Omit all pictures. Copy the rest of the material exactly.

— start Source material —

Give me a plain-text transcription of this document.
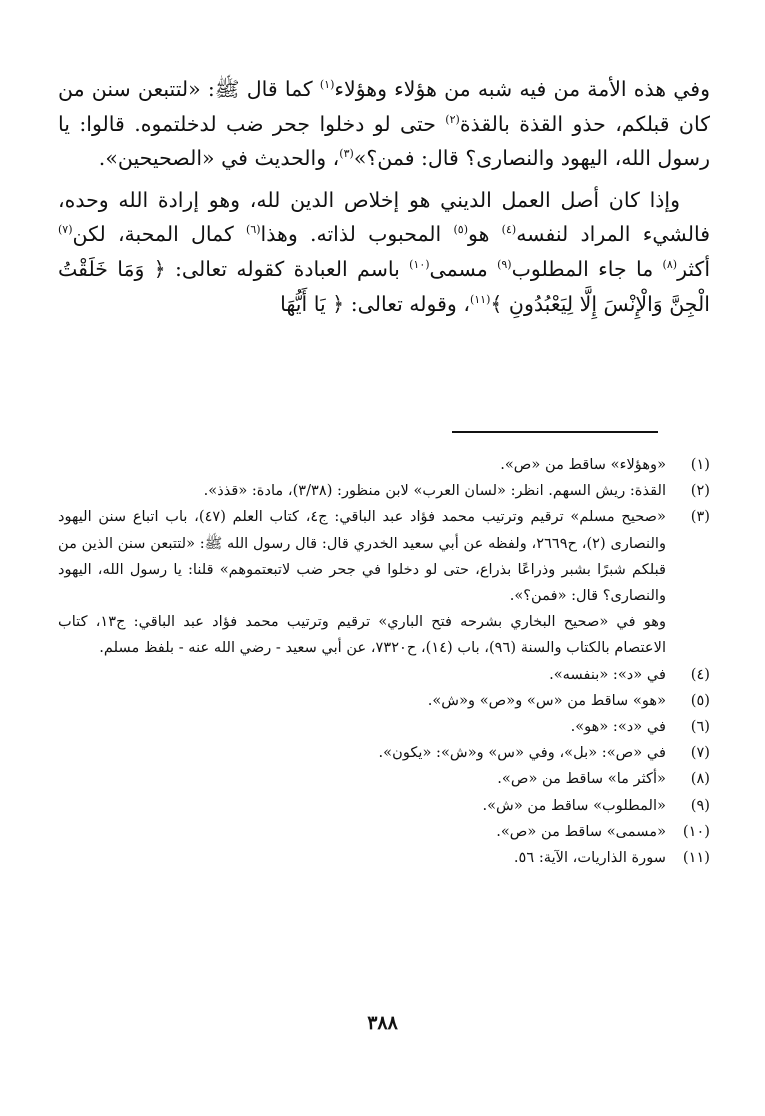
وفي هذه الأمة من فيه شبه من هؤلاء وهؤلاء$^{(١)}$ كما قال ﷺ: «لتتبعن سنن من كان قبلكم، حذو القذة بالقذة$^{(٢)}$ حتى لو دخلوا جحر ضب لدخلتموه. قالوا: يا رسول الله، اليهود والنصارى؟ قال: فمن؟»$^{(٣)}$، والحديث في «الصحيحين».

وإذا كان أصل العمل الديني هو إخلاص الدين لله، وهو إرادة الله وحده، فالشيء المراد لنفسه$^{(٤)}$ هو$^{(٥)}$ المحبوب لذاته. وهذا$^{(٦)}$ كمال المحبة، لكن$^{(٧)}$ أكثر$^{(٨)}$ ما جاء المطلوب$^{(٩)}$ مسمى$^{(١٠)}$ باسم العبادة كقوله تعالى: ﴿ وَمَا خَلَقْتُ الْجِنَّ وَالْإِنْسَ إِلَّا لِيَعْبُدُونِ ﴾$^{(١١)}$، وقوله تعالى: ﴿ يَا أَيُّهَا

(١)
«وهؤلاء» ساقط من «ص».
(٢)
القذة: ريش السهم. انظر: «لسان العرب» لابن منظور: (٣/٣٨)، مادة: «قذذ».
(٣)
«صحيح مسلم» ترقيم وترتيب محمد فؤاد عبد الباقي: ج٤، كتاب العلم (٤٧)، باب اتباع سنن اليهود والنصارى (٢)، ح٢٦٦٩، ولفظه عن أبي سعيد الخدري قال: قال رسول الله ﷺ: «لتتبعن سنن الذين من قبلكم شبرًا بشبر وذراعًا بذراع، حتى لو دخلوا في جحر ضب لاتبعتموهم» قلنا: يا رسول الله، اليهود والنصارى؟ قال: «فمن؟».
وهو في «صحيح البخاري بشرحه فتح الباري» ترقيم وترتيب محمد فؤاد عبد الباقي: ج١٣، كتاب الاعتصام بالكتاب والسنة (٩٦)، باب (١٤)، ح٧٣٢٠، عن أبي سعيد - رضي الله عنه - بلفظ مسلم.
(٤)
في «د»: «بنفسه».
(٥)
«هو» ساقط من «س» و«ص» و«ش».
(٦)
في «د»: «هو».
(٧)
في «ص»: «بل»، وفي «س» و«ش»: «يكون».
(٨)
«أكثر ما» ساقط من «ص».
(٩)
«المطلوب» ساقط من «ش».
(١٠)
«مسمى» ساقط من «ص».
(١١)
سورة الذاريات، الآية: ٥٦.
٣٨٨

— end Source material —

**Result of this exercise:**
Give me a plain-text transcription of this document.
وفي هذه الأمة من فيه شبه من هؤلاء وهؤلاء$^{(١)}$ كما قال ﷺ: «لتتبعن سنن من كان قبلكم، حذو القذة بالقذة$^{(٢)}$ حتى لو دخلوا جحر ضب لدخلتموه. قالوا: يا رسول الله، اليهود والنصارى؟ قال: فمن؟»$^{(٣)}$، والحديث في «الصحيحين».

وإذا كان أصل العمل الديني هو إخلاص الدين لله، وهو إرادة الله وحده، فالشيء المراد لنفسه$^{(٤)}$ هو$^{(٥)}$ المحبوب لذاته. وهذا$^{(٦)}$ كمال المحبة، لكن$^{(٧)}$ أكثر$^{(٨)}$ ما جاء المطلوب$^{(٩)}$ مسمى$^{(١٠)}$ باسم العبادة كقوله تعالى: ﴿ وَمَا خَلَقْتُ الْجِنَّ وَالْإِنْسَ إِلَّا لِيَعْبُدُونِ ﴾$^{(١١)}$، وقوله تعالى: ﴿ يَا أَيُّهَا

(١)
«وهؤلاء» ساقط من «ص».
(٢)
القذة: ريش السهم. انظر: «لسان العرب» لابن منظور: (٣/٣٨)، مادة: «قذذ».
(٣)
«صحيح مسلم» ترقيم وترتيب محمد فؤاد عبد الباقي: ج٤، كتاب العلم (٤٧)، باب اتباع سنن اليهود والنصارى (٢)، ح٢٦٦٩، ولفظه عن أبي سعيد الخدري قال: قال رسول الله ﷺ: «لتتبعن سنن الذين من قبلكم شبرًا بشبر وذراعًا بذراع، حتى لو دخلوا في جحر ضب لاتبعتموهم» قلنا: يا رسول الله، اليهود والنصارى؟ قال: «فمن؟».
وهو في «صحيح البخاري بشرحه فتح الباري» ترقيم وترتيب محمد فؤاد عبد الباقي: ج١٣، كتاب الاعتصام بالكتاب والسنة (٩٦)، باب (١٤)، ح٧٣٢٠، عن أبي سعيد - رضي الله عنه - بلفظ مسلم.
(٤)
في «د»: «بنفسه».
(٥)
«هو» ساقط من «س» و«ص» و«ش».
(٦)
في «د»: «هو».
(٧)
في «ص»: «بل»، وفي «س» و«ش»: «يكون».
(٨)
«أكثر ما» ساقط من «ص».
(٩)
«المطلوب» ساقط من «ش».
(١٠)
«مسمى» ساقط من «ص».
(١١)
سورة الذاريات، الآية: ٥٦.
٣٨٨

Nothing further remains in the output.